ZIELSETZUNG:
Beantworte die folgenden Fragen zum Text über das erste Mal im Fitness-Studio:
1. Wie lange dauerte die Sportpause?
2. Welchen Tanz führte die Kinder-Tanzgruppe mehrmals im Jahr vor?
3. Wer stiftete die Eltern aller Kinder an, die Tanzschule zu verlassen?

DOKUMENTABSCHNITT:
◆ ◆ ◆ ◆
Nach zehn Jahren ohne Sport: Mein erstes Mal im Fitness-Studio
Ich habe Sport gemacht. Was bei einigen gerade mal für die Beschreibung eines unspektakulären Donnerstagabends ausreicht, ist für mich eine derartige Sensation, dass ich, in Ermangelung eines Tagebuchs, einen Artikel darüber schreibe. Nach zehn Jahren Sportpause ist dieser Wandel auch spektakulär genug.
Ob ein selbsternannter Sportmuffel, der noch nie ein Gym von innen gesehen hat, daran Spaß empfinden kann, habe ich im Selbstexperiment herausgefunden.
Die sportlichen Höhepunkte meiner Kindheit
Dass ich wohl niemals von Adidas gesponsert werde, war meinen Eltern schon früh klar. Mit meiner Kinder-Tanzgruppe präsentierte ich mehrmals im Jahr stolz den Benjamin-Blümchen-Tanz, das Publikum bestand in der Regel allein aus Blutsverwandten.
Bis meine Tanzlehrerin entschied, dass die Gruppe in "talentierte" und "weniger talentierte" Kinder eingeteilt wird. In welchem Team ich im zarten Alter von sieben Jahren landete, dürfte bereits klar sein.
Meine Mutter, revolutionäre Ikone, die sie war und ist, stiftete die Eltern aller Kinder an, die Tanzschule zu verlassen. Sie hatte Erfolg. Der Grund dafür war ihre mütterliche Fürsorge und vielleicht auch die Tatsache, dass sie sich eine 21. Aufführung des Benjamin-Blümchen-Tanzes ersparen wollte.
◆ ◆ ◆ ◆
DATENTEIL:
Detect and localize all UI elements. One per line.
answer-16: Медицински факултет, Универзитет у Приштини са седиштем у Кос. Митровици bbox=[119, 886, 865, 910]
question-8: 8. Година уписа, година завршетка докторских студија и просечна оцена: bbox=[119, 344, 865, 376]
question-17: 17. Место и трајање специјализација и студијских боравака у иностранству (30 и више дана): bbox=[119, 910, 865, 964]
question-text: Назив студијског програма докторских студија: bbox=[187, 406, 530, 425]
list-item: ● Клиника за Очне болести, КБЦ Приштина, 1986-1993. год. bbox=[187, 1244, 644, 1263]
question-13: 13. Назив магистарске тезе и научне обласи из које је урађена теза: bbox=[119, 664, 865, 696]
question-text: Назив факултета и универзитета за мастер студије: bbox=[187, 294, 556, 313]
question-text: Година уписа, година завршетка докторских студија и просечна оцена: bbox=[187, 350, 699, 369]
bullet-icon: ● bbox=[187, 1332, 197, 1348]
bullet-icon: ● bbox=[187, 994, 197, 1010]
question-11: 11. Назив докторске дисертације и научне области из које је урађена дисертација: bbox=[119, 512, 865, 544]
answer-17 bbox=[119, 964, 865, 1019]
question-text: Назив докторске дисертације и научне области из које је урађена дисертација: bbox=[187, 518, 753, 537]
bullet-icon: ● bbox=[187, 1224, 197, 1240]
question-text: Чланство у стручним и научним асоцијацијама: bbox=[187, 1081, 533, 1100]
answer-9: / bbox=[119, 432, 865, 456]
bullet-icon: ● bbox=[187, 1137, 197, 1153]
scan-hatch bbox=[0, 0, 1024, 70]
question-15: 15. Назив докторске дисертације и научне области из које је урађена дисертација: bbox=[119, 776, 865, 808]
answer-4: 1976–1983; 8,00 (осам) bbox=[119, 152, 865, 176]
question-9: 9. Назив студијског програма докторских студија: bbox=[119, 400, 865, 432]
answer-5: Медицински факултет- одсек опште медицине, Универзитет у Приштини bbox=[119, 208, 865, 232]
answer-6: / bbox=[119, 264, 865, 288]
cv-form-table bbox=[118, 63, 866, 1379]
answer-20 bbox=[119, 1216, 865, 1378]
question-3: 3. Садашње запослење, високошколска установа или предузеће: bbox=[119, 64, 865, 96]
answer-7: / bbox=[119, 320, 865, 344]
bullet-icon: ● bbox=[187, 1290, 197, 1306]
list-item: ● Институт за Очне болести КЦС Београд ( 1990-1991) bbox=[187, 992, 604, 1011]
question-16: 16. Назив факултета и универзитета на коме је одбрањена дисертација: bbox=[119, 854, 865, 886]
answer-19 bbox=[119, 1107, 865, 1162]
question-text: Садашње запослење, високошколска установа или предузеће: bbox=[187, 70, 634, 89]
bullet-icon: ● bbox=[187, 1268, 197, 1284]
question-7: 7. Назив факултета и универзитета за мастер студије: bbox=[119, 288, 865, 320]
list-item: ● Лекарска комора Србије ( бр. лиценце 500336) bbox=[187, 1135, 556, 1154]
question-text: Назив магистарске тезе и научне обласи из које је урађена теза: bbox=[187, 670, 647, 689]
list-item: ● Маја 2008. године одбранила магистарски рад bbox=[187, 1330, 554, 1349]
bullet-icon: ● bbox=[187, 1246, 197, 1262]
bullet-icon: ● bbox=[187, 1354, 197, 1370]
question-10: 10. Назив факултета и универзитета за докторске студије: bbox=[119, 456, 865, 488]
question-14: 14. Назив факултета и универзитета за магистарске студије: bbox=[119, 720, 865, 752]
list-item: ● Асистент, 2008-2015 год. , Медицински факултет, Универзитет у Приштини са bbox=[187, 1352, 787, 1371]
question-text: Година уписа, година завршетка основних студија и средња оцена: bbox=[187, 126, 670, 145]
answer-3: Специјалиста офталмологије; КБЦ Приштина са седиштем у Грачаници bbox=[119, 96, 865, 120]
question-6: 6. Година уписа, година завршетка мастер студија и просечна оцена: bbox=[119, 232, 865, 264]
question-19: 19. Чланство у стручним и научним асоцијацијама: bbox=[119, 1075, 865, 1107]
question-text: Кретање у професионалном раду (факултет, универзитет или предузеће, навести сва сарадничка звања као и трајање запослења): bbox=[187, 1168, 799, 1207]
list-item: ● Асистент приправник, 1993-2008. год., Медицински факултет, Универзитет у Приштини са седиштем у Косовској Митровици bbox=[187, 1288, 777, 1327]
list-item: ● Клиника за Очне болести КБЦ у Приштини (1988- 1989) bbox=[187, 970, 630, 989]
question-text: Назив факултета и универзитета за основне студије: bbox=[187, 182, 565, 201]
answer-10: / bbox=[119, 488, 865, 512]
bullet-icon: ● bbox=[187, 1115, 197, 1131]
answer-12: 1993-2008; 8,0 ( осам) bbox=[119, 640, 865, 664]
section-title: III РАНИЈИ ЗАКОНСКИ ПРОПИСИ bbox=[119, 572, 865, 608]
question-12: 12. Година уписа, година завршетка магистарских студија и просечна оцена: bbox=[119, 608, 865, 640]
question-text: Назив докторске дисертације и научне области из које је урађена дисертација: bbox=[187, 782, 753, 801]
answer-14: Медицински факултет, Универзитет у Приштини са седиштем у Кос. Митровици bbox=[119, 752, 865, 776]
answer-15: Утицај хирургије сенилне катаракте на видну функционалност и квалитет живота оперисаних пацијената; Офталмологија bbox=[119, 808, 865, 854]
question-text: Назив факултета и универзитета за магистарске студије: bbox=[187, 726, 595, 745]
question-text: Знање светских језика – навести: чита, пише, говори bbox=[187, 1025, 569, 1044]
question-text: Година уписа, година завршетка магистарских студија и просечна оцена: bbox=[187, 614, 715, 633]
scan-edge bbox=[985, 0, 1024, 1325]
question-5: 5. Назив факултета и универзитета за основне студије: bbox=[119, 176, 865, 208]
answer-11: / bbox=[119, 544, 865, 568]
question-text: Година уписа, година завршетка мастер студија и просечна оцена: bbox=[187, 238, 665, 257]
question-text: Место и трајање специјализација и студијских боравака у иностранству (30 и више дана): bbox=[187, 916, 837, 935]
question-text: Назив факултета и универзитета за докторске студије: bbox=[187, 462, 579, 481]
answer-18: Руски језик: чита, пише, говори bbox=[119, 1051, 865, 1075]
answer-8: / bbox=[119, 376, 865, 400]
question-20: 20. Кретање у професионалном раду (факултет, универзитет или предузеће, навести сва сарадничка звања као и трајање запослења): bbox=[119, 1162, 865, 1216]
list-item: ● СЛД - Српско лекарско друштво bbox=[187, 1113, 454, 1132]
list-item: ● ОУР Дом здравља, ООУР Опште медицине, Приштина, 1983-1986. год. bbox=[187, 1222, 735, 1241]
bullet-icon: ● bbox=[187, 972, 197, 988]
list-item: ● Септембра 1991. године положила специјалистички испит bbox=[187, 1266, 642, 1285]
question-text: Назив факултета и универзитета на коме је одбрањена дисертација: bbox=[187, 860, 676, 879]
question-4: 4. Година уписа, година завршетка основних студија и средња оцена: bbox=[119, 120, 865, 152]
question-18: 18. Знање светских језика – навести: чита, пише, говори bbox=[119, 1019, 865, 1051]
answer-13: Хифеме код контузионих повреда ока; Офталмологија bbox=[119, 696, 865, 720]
◆ ◆ ◆ ◆
LÖSUNG DER AUFGABE:
1. Zehn Jahre.
2. Den Benjamin-Blümchen-Tanz.
3. Die Mutter.